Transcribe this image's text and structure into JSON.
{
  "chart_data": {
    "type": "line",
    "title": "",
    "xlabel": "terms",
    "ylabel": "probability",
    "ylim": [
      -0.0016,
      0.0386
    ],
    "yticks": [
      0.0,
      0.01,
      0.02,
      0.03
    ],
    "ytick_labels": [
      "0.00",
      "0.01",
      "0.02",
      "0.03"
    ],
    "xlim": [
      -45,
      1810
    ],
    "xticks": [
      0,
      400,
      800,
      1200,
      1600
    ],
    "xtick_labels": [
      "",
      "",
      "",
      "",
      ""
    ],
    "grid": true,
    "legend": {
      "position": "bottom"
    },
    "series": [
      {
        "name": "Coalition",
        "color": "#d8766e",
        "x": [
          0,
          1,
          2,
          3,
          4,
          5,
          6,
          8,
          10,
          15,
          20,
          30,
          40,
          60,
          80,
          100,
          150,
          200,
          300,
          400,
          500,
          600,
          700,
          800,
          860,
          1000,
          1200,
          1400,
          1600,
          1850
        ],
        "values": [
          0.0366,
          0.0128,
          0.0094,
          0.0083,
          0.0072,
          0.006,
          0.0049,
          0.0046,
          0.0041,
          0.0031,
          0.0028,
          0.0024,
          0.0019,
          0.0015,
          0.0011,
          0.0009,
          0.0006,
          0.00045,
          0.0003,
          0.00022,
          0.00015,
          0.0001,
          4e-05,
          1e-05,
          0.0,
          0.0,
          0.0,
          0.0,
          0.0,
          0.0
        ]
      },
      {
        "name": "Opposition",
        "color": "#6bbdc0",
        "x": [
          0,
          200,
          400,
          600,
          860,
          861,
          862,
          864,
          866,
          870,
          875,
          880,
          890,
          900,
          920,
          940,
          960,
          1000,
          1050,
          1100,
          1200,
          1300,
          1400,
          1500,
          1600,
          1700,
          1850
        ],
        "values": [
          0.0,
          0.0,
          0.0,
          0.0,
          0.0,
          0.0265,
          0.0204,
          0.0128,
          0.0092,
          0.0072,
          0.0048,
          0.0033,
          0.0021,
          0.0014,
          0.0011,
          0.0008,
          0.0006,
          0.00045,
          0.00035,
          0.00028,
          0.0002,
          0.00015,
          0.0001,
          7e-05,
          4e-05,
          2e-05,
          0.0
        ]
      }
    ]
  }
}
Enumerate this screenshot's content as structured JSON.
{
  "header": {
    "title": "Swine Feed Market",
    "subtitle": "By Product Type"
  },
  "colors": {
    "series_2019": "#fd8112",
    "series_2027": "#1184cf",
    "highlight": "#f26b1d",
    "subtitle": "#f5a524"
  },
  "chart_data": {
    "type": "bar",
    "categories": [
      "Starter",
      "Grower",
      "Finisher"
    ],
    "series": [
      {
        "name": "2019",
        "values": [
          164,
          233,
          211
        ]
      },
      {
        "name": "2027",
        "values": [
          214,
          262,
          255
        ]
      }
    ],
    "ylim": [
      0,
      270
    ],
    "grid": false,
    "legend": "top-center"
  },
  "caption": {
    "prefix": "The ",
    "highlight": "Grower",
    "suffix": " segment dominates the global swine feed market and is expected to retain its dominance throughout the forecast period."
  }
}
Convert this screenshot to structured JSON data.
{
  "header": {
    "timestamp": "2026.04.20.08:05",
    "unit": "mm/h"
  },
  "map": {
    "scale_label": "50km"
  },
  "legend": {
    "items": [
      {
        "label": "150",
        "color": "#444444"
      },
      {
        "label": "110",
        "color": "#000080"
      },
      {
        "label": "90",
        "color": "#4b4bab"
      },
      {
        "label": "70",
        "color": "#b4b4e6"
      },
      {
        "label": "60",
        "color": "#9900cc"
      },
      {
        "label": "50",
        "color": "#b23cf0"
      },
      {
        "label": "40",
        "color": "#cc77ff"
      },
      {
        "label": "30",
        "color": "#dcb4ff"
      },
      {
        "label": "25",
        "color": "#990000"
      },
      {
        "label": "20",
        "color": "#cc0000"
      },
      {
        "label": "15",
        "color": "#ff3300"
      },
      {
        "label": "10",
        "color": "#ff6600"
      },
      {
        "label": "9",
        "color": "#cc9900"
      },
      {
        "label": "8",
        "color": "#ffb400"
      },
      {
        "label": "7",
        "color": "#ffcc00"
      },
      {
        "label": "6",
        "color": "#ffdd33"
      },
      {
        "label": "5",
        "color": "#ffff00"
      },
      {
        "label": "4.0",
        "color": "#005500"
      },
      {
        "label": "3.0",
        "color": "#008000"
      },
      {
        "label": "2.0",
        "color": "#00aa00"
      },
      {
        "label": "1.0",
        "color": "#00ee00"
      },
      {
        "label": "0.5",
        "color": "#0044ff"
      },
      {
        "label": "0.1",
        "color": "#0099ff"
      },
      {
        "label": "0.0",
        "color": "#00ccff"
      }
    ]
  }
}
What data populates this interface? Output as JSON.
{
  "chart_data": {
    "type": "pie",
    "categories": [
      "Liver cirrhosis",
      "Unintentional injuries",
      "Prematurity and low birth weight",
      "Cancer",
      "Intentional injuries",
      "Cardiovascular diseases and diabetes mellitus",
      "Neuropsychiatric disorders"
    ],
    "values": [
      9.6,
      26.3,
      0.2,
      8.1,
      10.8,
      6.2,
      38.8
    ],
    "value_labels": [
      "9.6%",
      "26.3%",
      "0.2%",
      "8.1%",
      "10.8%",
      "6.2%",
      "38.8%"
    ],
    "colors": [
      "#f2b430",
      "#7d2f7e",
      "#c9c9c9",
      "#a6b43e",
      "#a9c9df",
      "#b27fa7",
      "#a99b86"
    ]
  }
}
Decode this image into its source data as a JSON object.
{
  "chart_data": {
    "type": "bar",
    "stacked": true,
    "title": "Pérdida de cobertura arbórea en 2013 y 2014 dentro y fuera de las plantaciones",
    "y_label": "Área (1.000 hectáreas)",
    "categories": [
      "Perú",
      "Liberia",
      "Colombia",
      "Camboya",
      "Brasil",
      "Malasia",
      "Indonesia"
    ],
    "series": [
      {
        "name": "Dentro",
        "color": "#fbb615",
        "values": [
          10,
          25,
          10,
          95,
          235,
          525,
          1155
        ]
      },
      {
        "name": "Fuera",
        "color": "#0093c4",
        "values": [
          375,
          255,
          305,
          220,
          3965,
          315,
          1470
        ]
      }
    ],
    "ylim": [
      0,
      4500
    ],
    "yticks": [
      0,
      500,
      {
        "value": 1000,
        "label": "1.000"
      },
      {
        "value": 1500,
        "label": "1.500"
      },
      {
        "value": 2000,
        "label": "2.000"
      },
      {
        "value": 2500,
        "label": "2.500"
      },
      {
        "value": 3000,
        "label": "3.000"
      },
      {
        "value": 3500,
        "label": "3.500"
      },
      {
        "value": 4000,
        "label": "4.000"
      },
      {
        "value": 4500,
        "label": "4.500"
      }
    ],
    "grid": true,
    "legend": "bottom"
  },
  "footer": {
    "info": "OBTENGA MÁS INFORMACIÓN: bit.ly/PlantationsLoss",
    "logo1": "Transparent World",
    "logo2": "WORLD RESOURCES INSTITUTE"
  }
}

▶ **DIRECTIVE**
Write out every line of the data that holds the word "structured".

▶ **ANSWER FOR THE TASK**
Enumerate this screenshot's content as structured JSON.
Convert this screenshot to structured JSON data.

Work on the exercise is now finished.